## SOURCE EXCERPT

= = =

[SI-LIST] Re: timing analysis

  • From: "Mike Williams" <mike.williams@xxxxxxxxxxxxxxxxxx>
  • To: <si-list@xxxxxxxxxxxxx>
  • Date: Fri, 27 Mar 2009 13:06:56 -0400

Hi Mort,

 

I spent most of my career in clock and timing engineering... supercomputers
and mainframes in the early days, and "slumming it" on PC's and workstations
after that:) The consults ranged from front-end pre-emptive tolerance
management (i.e. designing the clock distribution/reception  architecture
and the state communication geometry to meet the need), mid-project
distribution design-validation (did they have a valid belief system? did
they implement to their beliefs if it was?) and the fun part,
late-design-stage rescue consults (why do we have clear timing faults but
the tolerancing simulates/measures out ok?). That has lead to about 30 years
of exposure around how various design teams/cultures think about this sort
of thing. I consider that what you have is more a philosophical problem than
a technical problem. It's about your "belief system". 

 

The definition of "what is right" is fluid (though "what is wrong" is carved
in stone:). I don't think I can give you an answer to where you should be on
the continuum from "conservative" to "aggressive", but I can try to give you
a sense for how I've seen other teams and individuals think about the
problem. 

 

The mainframe and supercomputer "clock guys" I worked with through the 80's
would definitely be at the very conservative end of that spectrum. Part of
what explains that was the nature of the product... supercomputers and
mainframes were expected to not fail randomly. Every copy of what you built
had to reliably synch on every cycle of its operation during its service
life. Contributing to the conservatism, the guys doing the clocks on those
systems tended to be tremendously well-rounded and expert not just at the
electrical stuff (SI) but at actively designing to manage tolerances. A 100%
lost art today, IMO. So... they were conservative. But they also had a lot
of experience in working sticky clock situations (e.g. what special design
and validation methods do you need at a stall/no-stall boundary in a
multiphase pipe?). I can recall at least two situations on big systems where
relaxing specific assumptions would result in a more tractable simulation
pass and the way both situations were resolved was something I can't really
imagine having occurred after ~1994 or so. Much consideration of the local
governing dynamics of the tolerancing took place.. lots of interesting
pictures were drawn in notebooks and even more interesting thought models
constructed... resolving in one case days later, and in the other, I think
it was a few weeks, as the assumptions were relaxed but they were very
thoroughly and expertly regarded.

= = =

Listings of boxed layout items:
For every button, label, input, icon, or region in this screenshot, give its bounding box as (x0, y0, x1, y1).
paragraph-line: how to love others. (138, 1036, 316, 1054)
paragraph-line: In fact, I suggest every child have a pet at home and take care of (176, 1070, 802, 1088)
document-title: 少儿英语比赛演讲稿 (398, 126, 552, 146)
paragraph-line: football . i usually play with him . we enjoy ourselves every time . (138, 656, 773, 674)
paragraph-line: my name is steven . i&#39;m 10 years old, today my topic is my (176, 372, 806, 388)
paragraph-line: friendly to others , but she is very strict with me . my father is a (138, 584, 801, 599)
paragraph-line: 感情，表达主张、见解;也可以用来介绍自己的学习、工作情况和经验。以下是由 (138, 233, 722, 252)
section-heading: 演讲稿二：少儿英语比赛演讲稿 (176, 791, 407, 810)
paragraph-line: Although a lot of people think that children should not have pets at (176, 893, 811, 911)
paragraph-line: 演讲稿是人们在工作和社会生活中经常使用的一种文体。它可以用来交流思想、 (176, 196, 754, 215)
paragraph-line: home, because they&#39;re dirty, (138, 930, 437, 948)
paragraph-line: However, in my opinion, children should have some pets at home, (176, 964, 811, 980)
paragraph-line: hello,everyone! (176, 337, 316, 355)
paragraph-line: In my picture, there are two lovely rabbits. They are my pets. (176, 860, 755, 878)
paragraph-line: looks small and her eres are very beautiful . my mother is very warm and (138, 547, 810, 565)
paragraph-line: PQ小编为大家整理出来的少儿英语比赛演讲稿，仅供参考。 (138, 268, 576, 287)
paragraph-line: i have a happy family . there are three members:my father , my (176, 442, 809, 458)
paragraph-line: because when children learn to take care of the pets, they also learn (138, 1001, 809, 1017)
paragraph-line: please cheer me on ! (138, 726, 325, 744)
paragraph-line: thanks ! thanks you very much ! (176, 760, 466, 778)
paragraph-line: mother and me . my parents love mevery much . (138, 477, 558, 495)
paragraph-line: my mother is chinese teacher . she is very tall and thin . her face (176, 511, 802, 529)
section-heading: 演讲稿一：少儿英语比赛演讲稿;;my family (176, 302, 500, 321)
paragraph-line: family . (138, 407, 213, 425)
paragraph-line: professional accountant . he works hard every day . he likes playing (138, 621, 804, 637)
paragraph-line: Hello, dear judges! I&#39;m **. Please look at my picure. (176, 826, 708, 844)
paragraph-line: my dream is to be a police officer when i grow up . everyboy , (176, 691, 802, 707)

= = =

## SET EXERCISE
Could you pick up the timing analysis post right after its final sentence and carry it on? These records were drawn from a different source than the timing analysis post.

## RESPONSE TO THIS TASK
 

Coming at the problem from the other end of system space in the 90's were
the PC guys. There was no culture of precision in their past (go ahead and
look for any evidence of clocking sophistication in 486's, where they all
came from). The terms I used to apply to PC and workstation guys back then
(when they weren't in the room) were "swashbucklers" and "butchers". Utterly
NO sense of how to do clocking, and they tended to be far too willing to
make big changes in their belief system about tolerancing on the basis of a
2-minute conversation (which means they had no belief system to start with).
One workstation team I met with (I believe a gentleman from that team visits
here quite regularly) had NO... as in NONE... accommodation of jitter in
their tolerance budget. The discussion there went from oops... to we should
factor that in then... to OMG, nothing is shippable if we factor that in!...
to my favorite recurring "idea" for how to weasel a tolerance budget into an
apparently shippable condition: "Let's RMS it". (My advice on RMS is that it
has no role in the avoidance of real pathologies on clocks... my 2 cents). 

 

Personally, I've ended up suggesting to clients in good faith to move both
toward greater conservatism (grow reliability) as well as toward more
aggressive relaxation of a worst case assumption (grow performance). When
these long philosophical discussions take place, I attempt in my reasoning
to take into consideration all the knowledge we have... the mission of the
system... how many do they intend to make (only ex-supercomputer guys think
"1" is a possible answer to this:)? How deep and wide is the dist. network
and are the things we're worried about static, dynamic or hybrid tolerances
(you stack them differently depending on the answer)? Is the effect of the
assumption we're thinking of relaxing systemic or local? Are there any
"double taxing" effects in the things that are "too big"? Can this team
actually do this? etc. 

 

When there was a rich set of choices from which you could build your
distribution network, I worked to develop good relationships with the
semiconductor manufacturers that made the high-precision distribution
solutions. Sometimes it was possible to get a real feel for a
device/family's personality far beyond the story on the data sheet... what
direction did certain tolerances move under certain conditions... what was
the "lawyer factor"... what are the "I've never ever seen XYZ" factors from
the characterization guys... etc. And actually, derating factors were
provided by some like the Moto guys who I got to know very well. Back then,
clock distribution and reception schemes were universally unique
clean-sheet-of-paper designs and you had lots of choices about how to color
them in. I think this created an environment for a skillful practitioner to
work the statistics in an informed way away from pure worst case.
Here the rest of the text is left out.